### Provided passage
# # #
God of Clocks | |||||
Alan Campbell | |||||
Bantam Spectra, 388 pages | |||||
A review by John Enzinas
For example I had no idea why one of the Arconites (gigantic automatons shaped like skeletal angels) was being
controlled by the spirit of one of the heroes or why there was a demigod being boiled to extract her divinity
in the center of the Sea Gods Airship. For that matter, it was never made clear why a sea god would have an
airship in the first place or why it would be chained to a giant named John Anchor.
Thankfully not knowing what's going on is not a huge liability for this book. It is more like diving in head
first and running with the story, having faith that you'll get the pieces that you need to understand the story.
The heros decide that their best plan is to split into two groups. The first, the sea god Cospinol and his anchor
head to Hell to fight its king. The second group, composed of the former assassin Rachel, and the two escapees
from Hell, Mina and Hast, take their freed Arconite to see if they can rouse Heaven to clean up the mess Hell has
made of the world.
# # #
### Stored data
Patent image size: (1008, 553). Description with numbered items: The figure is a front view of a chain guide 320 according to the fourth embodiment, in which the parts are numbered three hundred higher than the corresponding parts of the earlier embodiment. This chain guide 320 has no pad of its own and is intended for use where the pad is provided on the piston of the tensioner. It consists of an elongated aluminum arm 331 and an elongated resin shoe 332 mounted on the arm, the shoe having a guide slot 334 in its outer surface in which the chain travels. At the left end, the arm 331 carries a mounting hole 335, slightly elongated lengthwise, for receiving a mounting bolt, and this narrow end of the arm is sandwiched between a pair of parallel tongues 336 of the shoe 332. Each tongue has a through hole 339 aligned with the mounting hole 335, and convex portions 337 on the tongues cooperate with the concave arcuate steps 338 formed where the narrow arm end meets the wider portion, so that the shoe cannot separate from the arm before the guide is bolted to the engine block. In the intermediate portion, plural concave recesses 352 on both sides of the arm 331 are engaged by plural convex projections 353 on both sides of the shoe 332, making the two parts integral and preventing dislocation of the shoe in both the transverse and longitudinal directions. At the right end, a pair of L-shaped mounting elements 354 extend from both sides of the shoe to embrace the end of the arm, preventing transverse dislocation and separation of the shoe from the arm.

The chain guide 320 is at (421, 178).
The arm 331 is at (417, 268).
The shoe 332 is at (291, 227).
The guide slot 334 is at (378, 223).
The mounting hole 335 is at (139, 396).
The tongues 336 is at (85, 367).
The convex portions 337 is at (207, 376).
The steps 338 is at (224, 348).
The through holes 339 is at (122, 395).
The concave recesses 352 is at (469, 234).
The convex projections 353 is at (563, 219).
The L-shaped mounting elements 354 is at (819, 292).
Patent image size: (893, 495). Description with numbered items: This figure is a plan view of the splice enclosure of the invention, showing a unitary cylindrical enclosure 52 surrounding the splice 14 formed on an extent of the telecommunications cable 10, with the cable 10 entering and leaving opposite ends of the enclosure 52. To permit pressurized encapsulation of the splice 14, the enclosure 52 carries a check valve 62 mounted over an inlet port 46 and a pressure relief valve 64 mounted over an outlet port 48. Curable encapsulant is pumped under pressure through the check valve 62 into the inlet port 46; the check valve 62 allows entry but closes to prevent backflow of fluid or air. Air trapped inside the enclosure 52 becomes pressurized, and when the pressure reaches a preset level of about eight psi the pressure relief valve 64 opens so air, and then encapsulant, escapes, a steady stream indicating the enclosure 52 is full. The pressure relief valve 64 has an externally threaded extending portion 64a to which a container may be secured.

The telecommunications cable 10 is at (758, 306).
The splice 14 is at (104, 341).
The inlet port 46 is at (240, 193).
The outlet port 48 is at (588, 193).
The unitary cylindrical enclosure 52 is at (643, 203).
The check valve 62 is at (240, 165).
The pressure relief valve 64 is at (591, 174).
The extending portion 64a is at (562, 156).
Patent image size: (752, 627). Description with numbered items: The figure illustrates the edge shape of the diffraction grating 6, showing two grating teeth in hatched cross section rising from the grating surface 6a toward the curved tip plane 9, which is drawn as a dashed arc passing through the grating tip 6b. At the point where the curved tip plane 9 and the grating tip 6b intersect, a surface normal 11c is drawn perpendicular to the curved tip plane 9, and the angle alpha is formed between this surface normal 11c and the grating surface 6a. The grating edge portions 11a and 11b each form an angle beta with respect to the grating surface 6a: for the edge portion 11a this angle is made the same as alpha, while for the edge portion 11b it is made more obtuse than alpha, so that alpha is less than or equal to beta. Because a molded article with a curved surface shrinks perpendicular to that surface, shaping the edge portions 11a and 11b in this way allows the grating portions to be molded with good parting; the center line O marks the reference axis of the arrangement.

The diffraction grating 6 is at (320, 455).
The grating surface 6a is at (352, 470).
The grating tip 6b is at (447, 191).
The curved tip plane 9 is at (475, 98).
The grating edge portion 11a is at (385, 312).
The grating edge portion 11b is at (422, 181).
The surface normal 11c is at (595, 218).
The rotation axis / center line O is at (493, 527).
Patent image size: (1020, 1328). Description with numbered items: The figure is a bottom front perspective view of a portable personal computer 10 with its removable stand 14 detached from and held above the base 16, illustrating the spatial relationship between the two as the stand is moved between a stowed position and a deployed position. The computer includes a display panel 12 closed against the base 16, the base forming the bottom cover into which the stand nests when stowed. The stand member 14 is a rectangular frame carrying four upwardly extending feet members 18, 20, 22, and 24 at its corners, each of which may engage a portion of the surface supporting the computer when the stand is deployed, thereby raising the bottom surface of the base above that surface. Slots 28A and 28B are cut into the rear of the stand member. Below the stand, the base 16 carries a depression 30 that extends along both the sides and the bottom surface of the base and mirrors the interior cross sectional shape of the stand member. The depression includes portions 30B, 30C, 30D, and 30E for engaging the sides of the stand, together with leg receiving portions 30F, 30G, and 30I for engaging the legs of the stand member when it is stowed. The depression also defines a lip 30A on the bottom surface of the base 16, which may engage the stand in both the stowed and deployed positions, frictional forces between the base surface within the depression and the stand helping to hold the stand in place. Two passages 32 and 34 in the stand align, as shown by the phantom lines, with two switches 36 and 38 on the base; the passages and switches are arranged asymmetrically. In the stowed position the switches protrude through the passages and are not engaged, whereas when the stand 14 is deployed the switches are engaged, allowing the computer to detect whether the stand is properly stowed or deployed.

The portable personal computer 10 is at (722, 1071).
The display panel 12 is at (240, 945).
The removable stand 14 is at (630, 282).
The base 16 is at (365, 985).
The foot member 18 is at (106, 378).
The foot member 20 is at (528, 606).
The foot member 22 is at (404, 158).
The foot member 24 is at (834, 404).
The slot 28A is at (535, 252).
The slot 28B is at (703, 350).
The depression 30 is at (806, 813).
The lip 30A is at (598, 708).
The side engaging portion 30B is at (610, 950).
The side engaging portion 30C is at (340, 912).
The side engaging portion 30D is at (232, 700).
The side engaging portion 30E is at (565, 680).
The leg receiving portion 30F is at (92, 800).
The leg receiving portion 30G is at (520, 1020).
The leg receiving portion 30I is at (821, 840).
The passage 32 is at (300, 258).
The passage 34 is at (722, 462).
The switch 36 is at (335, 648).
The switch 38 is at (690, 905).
# # #
### Instructions to follow
Name every character from the story whom the review of God of Clocks above identifies by name.

### Answer to the problem
John Anchor, Cospinol, Rachel, Mina, Hast